### [Material provided]
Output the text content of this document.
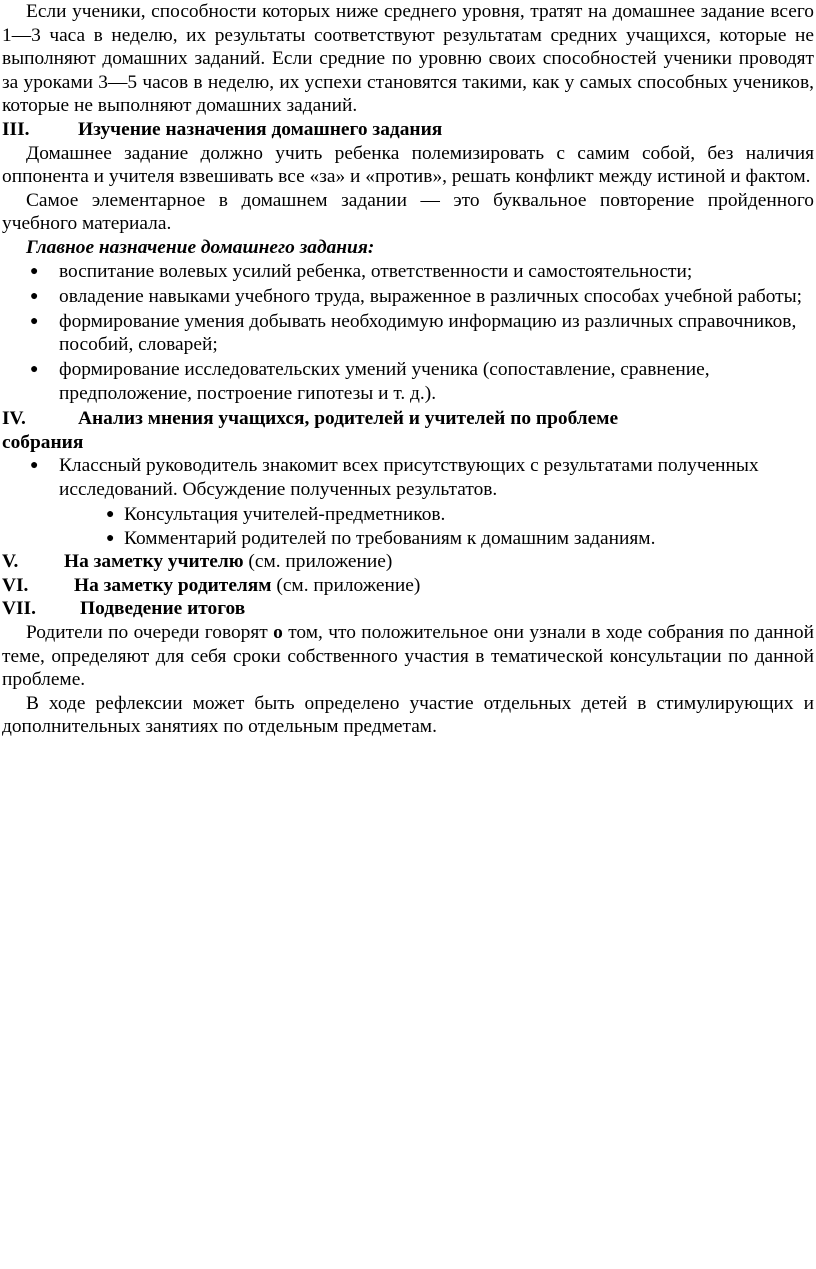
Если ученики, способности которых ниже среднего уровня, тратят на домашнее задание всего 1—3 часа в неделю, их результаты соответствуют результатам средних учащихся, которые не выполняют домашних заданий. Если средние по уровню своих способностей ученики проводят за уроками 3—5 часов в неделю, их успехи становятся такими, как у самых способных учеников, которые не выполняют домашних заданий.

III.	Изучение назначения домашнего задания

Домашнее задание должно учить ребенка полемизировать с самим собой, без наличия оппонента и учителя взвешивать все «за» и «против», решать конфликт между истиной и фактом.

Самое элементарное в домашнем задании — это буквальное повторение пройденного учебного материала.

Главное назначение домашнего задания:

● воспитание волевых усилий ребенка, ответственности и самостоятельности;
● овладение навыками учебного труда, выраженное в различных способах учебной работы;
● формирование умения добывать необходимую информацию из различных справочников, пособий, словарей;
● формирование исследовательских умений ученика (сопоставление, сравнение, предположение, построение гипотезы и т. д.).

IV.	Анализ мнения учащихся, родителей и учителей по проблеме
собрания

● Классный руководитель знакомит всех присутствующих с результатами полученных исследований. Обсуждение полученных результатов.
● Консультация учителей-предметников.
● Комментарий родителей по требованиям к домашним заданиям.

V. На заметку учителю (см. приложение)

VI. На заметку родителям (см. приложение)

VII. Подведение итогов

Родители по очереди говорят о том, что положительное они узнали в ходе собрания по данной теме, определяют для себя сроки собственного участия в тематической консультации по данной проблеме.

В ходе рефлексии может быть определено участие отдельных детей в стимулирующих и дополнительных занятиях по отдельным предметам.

### [Written task]
Reproduce all entries exactly. Pictures do not belong in the copy.

### [Complete response]
Output the text content of this document.
Если ученики, способности которых ниже среднего уровня, тратят на домашнее задание всего 1—3 часа в неделю, их результаты соответствуют результатам средних учащихся, которые не выполняют домашних заданий. Если средние по уровню своих способностей ученики проводят за уроками 3—5 часов в неделю, их успехи становятся такими, как у самых способных учеников, которые не выполняют домашних заданий.

III.	Изучение назначения домашнего задания

Домашнее задание должно учить ребенка полемизировать с самим собой, без наличия оппонента и учителя взвешивать все «за» и «против», решать конфликт между истиной и фактом.

Самое элементарное в домашнем задании — это буквальное повторение пройденного учебного материала.

Главное назначение домашнего задания:

● воспитание волевых усилий ребенка, ответственности и самостоятельности;
● овладение навыками учебного труда, выраженное в различных способах учебной работы;
● формирование умения добывать необходимую информацию из различных справочников, пособий, словарей;
● формирование исследовательских умений ученика (сопоставление, сравнение, предположение, построение гипотезы и т. д.).

IV.	Анализ мнения учащихся, родителей и учителей по проблеме
собрания

● Классный руководитель знакомит всех присутствующих с результатами полученных исследований. Обсуждение полученных результатов.
● Консультация учителей-предметников.
● Комментарий родителей по требованиям к домашним заданиям.

V. На заметку учителю (см. приложение)

VI. На заметку родителям (см. приложение)

VII. Подведение итогов

Родители по очереди говорят о том, что положительное они узнали в ходе собрания по данной теме, определяют для себя сроки собственного участия в тематической консультации по данной проблеме.

В ходе рефлексии может быть определено участие отдельных детей в стимулирующих и дополнительных занятиях по отдельным предметам.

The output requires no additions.